● **DESCRIPTION OF THE TASK**:
Output every entry exactly as written.

● **TASK INPUT**:
※
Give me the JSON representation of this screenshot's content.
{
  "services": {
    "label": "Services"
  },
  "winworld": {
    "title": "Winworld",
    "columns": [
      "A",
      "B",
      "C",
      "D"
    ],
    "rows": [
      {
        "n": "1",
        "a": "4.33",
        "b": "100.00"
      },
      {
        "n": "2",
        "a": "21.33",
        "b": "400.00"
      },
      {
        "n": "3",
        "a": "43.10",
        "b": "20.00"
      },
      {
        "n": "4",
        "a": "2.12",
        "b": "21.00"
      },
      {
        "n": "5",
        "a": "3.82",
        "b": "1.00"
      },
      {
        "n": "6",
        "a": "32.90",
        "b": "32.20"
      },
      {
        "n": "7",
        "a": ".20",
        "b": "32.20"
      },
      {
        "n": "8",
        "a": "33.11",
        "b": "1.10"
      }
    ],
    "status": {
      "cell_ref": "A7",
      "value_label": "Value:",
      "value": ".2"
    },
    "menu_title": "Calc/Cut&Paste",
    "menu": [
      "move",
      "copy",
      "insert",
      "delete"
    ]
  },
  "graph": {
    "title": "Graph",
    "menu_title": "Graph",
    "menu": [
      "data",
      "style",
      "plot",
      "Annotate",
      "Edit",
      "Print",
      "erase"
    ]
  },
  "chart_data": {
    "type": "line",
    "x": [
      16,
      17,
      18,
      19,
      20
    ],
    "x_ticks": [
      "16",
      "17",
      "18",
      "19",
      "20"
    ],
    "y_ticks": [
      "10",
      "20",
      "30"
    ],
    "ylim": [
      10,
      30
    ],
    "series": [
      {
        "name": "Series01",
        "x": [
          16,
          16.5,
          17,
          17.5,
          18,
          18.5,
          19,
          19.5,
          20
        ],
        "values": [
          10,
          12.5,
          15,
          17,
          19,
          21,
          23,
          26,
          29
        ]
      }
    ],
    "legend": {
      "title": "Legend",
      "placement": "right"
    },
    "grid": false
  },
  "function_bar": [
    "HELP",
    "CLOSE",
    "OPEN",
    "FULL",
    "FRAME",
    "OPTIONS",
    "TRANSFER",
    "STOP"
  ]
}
※
● **OUTPUT FOR THIS EXERCISE**:
Give me the JSON representation of this screenshot's content.
{
  "services": {
    "label": "Services"
  },
  "winworld": {
    "title": "Winworld",
    "columns": [
      "A",
      "B",
      "C",
      "D"
    ],
    "rows": [
      {
        "n": "1",
        "a": "4.33",
        "b": "100.00"
      },
      {
        "n": "2",
        "a": "21.33",
        "b": "400.00"
      },
      {
        "n": "3",
        "a": "43.10",
        "b": "20.00"
      },
      {
        "n": "4",
        "a": "2.12",
        "b": "21.00"
      },
      {
        "n": "5",
        "a": "3.82",
        "b": "1.00"
      },
      {
        "n": "6",
        "a": "32.90",
        "b": "32.20"
      },
      {
        "n": "7",
        "a": ".20",
        "b": "32.20"
      },
      {
        "n": "8",
        "a": "33.11",
        "b": "1.10"
      }
    ],
    "status": {
      "cell_ref": "A7",
      "value_label": "Value:",
      "value": ".2"
    },
    "menu_title": "Calc/Cut&Paste",
    "menu": [
      "move",
      "copy",
      "insert",
      "delete"
    ]
  },
  "graph": {
    "title": "Graph",
    "menu_title": "Graph",
    "menu": [
      "data",
      "style",
      "plot",
      "Annotate",
      "Edit",
      "Print",
      "erase"
    ]
  },
  "chart_data": {
    "type": "line",
    "x": [
      16,
      17,
      18,
      19,
      20
    ],
    "x_ticks": [
      "16",
      "17",
      "18",
      "19",
      "20"
    ],
    "y_ticks": [
      "10",
      "20",
      "30"
    ],
    "ylim": [
      10,
      30
    ],
    "series": [
      {
        "name": "Series01",
        "x": [
          16,
          16.5,
          17,
          17.5,
          18,
          18.5,
          19,
          19.5,
          20
        ],
        "values": [
          10,
          12.5,
          15,
          17,
          19,
          21,
          23,
          26,
          29
        ]
      }
    ],
    "legend": {
      "title": "Legend",
      "placement": "right"
    },
    "grid": false
  },
  "function_bar": [
    "HELP",
    "CLOSE",
    "OPEN",
    "FULL",
    "FRAME",
    "OPTIONS",
    "TRANSFER",
    "STOP"
  ]
}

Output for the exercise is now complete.